== 文書の抜粋 ==
»»

快適さと引き換えに、リアルさを犠牲にしているとも捉えられるこの仕様変更ですが、今作モンハンライズでは見事に「結果オーライ!快適!」と感じさせられるところに制作陣のユーザーファーストである意識の高さを感じました。
(まあ、一部では快適になりすぎたがゆえに「初心者向け」との評価もあるようですが、それとこれとはまた別のお話ということで…)
そしてこれが一番の感想になるのですが…
「快適になったからこそ気づいた、過去の不便さ」
本当にこれに尽きます。
そしてこれがビジネスでも通ずる考えだと思ったわけです。
そもそもビジネスに於いて100:0での正解・不正解や善・悪なんてほとんどないですよね。
(100:0のものでも答えがわからないようであれば単純にビジネス戦闘力が低すぎます笑)
だいたいのものにメリット・デメリット、強み・弱みがある。
その中で正解を見つけていける力がビジネスマンには必要だなと思ったのです。
特にモンハンの例では、前述の項目は「過去のシリーズでは当たり前だった」ものばかりです。
ユーザーもそれが当たり前だと思っていて、あまりストレスに感じていなかったのではないでしょうか。
でも快適になってみたら気づいた。
「あ、あれって時間の無駄だったな、実はストレスだったな」と。
実は「ストレスに感じていないストレス」ってたくさんあるのではないかと思ったわけです。
カプコンの制作陣は何を思って仕様変更したのでしょうか。
完全に推測ですが「ゲームの本質を考える」「ユーザーファースト」
この二点だったのではないでしょうか。
モンスターハンターにおいてゲームシステムや目的の根幹は「モンスターの討伐」でしょう。そこに面白さのピークが来るようにしているはず。
前述の改善されたポイントはそういう観点からすると「本質」の部分ではなかった。
ゲームの本質の部分以外でストレスになる部分は徹底的に排除しようとしたのが今作ではないでしょうか。
この「本質の部分以外で」というのがすごく大事で、本質の部分を変えてしまうとそれはもはや別物。
誤解を恐れずに言うと、モンスターを狩猟するという行為、これ、結構ストレスなんですよ笑
初めて対峙するモンスターなんて、どんな攻撃を仕掛けてくるか予測不可能、何回も倒されながら、何度も挑戦してやっとモンスターを討伐出来ます。

««

== 取り組む課題 ==
1 > 文書の抜粋の一部を、「そもそもビジネスに於いて10」を含む箇所から書き始め、「ではないかと思ったわけです。」まで写したところで終えて、一字一句そのまま書き写しなさい。
2 > 文書の抜粋では、モンスターハンターにおけるゲームシステムや目的の根幹は何だと述べられているか。

(データの記録)
»»

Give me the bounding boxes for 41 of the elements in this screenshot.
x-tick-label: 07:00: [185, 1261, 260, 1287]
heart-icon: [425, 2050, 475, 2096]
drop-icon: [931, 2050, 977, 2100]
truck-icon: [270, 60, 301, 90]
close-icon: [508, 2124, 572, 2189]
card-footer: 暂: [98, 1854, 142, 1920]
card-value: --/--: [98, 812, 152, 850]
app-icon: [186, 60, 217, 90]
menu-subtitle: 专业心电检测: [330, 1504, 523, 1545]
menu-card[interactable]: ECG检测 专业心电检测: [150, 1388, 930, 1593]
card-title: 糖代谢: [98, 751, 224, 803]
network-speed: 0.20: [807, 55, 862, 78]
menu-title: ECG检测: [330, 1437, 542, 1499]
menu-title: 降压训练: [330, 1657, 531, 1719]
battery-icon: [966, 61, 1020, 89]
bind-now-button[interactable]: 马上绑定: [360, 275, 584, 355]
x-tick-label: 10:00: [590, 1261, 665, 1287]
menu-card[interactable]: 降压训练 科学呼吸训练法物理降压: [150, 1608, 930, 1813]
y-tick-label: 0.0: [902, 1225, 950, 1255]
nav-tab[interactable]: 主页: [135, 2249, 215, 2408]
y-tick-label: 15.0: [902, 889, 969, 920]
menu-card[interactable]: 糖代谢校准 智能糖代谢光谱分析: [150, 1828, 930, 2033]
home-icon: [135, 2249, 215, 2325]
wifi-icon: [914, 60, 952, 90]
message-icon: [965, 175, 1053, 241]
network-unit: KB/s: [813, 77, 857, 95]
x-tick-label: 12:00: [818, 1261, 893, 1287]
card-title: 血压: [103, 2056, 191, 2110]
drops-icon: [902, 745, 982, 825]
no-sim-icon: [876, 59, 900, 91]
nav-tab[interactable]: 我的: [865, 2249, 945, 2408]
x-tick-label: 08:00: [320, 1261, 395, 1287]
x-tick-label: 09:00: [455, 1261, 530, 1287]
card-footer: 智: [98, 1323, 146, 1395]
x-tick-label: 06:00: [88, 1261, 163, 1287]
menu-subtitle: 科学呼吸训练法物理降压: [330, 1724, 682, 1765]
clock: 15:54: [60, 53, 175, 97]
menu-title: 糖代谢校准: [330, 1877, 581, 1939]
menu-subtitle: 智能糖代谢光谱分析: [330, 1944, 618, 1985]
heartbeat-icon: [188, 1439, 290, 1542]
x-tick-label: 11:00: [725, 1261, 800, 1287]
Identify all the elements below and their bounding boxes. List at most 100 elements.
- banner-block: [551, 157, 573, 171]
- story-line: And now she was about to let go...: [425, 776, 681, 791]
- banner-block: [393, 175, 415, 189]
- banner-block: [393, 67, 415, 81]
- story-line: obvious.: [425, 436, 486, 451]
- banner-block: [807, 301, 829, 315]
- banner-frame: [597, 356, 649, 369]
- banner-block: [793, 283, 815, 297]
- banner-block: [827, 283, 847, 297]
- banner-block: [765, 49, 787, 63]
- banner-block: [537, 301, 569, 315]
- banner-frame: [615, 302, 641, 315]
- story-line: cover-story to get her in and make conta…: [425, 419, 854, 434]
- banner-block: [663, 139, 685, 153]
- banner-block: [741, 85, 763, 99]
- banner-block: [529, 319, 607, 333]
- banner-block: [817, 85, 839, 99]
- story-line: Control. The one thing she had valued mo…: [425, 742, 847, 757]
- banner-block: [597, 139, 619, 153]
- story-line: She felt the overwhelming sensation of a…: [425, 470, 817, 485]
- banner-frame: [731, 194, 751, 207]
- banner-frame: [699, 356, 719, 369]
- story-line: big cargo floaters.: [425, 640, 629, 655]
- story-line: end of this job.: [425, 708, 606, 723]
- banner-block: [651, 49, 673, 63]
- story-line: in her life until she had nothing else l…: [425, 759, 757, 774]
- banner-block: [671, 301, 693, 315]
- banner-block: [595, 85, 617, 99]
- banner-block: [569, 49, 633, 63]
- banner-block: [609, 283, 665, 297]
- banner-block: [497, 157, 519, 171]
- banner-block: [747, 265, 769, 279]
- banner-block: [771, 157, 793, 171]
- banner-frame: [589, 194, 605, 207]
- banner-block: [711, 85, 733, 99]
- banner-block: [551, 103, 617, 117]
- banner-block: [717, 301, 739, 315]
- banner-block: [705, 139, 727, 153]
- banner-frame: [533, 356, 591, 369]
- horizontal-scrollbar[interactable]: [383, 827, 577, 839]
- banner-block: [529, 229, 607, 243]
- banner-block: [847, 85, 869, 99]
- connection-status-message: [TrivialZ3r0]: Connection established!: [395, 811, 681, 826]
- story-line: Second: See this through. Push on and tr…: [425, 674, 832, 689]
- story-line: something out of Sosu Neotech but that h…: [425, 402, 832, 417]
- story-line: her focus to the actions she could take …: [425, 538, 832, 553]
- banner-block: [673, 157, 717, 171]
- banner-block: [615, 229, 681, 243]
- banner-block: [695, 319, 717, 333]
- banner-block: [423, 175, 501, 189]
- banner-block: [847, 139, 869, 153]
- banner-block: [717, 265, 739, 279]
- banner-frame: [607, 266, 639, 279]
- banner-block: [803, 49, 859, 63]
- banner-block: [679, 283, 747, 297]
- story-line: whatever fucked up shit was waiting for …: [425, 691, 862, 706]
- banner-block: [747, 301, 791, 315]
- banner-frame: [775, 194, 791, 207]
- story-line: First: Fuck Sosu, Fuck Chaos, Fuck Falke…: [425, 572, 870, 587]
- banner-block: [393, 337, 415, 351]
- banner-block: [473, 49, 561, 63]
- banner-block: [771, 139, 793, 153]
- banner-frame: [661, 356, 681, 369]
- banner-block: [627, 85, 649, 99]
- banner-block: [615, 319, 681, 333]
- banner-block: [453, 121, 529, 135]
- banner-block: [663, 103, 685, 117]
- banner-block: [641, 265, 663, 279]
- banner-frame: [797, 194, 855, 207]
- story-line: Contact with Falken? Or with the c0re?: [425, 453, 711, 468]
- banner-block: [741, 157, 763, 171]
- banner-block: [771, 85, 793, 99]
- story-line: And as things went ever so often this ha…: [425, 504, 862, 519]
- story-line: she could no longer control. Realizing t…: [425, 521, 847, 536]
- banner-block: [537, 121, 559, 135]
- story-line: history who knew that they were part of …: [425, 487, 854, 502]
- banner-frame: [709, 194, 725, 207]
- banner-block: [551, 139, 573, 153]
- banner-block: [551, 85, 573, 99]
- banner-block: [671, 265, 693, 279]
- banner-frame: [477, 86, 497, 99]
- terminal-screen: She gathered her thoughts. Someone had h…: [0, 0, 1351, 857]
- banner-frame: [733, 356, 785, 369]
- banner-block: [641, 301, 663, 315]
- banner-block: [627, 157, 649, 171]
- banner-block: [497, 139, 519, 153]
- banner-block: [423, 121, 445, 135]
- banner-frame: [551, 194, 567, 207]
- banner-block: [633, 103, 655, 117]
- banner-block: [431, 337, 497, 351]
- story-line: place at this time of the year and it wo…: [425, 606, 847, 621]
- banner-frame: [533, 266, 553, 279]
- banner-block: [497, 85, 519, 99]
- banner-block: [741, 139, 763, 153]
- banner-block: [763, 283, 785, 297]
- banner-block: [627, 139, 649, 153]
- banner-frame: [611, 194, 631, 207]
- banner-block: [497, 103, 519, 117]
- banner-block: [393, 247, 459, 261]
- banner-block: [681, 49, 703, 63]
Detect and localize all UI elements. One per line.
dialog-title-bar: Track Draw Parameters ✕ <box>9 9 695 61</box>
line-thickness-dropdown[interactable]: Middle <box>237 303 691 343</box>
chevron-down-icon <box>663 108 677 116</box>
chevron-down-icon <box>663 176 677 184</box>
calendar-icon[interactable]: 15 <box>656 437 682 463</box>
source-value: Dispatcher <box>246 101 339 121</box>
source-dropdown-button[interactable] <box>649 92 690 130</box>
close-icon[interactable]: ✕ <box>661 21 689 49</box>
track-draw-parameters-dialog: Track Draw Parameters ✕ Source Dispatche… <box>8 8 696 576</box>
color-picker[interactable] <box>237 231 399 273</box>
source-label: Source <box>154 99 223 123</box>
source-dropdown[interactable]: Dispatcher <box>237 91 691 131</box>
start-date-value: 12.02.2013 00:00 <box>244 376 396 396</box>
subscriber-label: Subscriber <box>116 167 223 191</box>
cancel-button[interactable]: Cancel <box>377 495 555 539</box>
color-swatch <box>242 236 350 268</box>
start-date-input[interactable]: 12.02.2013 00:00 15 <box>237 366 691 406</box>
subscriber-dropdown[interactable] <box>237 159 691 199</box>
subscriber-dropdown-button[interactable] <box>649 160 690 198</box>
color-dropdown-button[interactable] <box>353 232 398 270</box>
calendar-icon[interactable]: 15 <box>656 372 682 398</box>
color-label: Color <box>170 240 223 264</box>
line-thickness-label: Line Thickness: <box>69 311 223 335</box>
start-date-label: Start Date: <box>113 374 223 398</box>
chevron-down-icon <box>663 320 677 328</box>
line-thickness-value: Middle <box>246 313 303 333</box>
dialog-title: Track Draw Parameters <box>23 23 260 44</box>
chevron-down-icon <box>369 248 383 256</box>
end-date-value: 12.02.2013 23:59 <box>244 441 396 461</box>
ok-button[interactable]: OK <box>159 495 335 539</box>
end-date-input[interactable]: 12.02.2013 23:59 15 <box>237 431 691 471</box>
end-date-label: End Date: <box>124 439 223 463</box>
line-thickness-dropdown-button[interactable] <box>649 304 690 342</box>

««

== 課題の解答 ==
1 >
そもそもビジネスに於いて100:0での正解・不正解や善・悪なんてほとんどないですよね。
(100:0のものでも答えがわからないようであれば単純にビジネス戦闘力が低すぎます笑)
だいたいのものにメリット・デメリット、強み・弱みがある。
その中で正解を見つけていける力がビジネスマンには必要だなと思ったのです。
特にモンハンの例では、前述の項目は「過去のシリーズでは当たり前だった」ものばかりです。
ユーザーもそれが当たり前だと思っていて、あまりストレスに感じていなかったのではないでしょうか。
でも快適になってみたら気づいた。
「あ、あれって時間の無駄だったな、実はストレスだったな」と。
実は「ストレスに感じていないストレス」ってたくさんあるのではないかと思ったわけです。

2 > モンスターの討伐。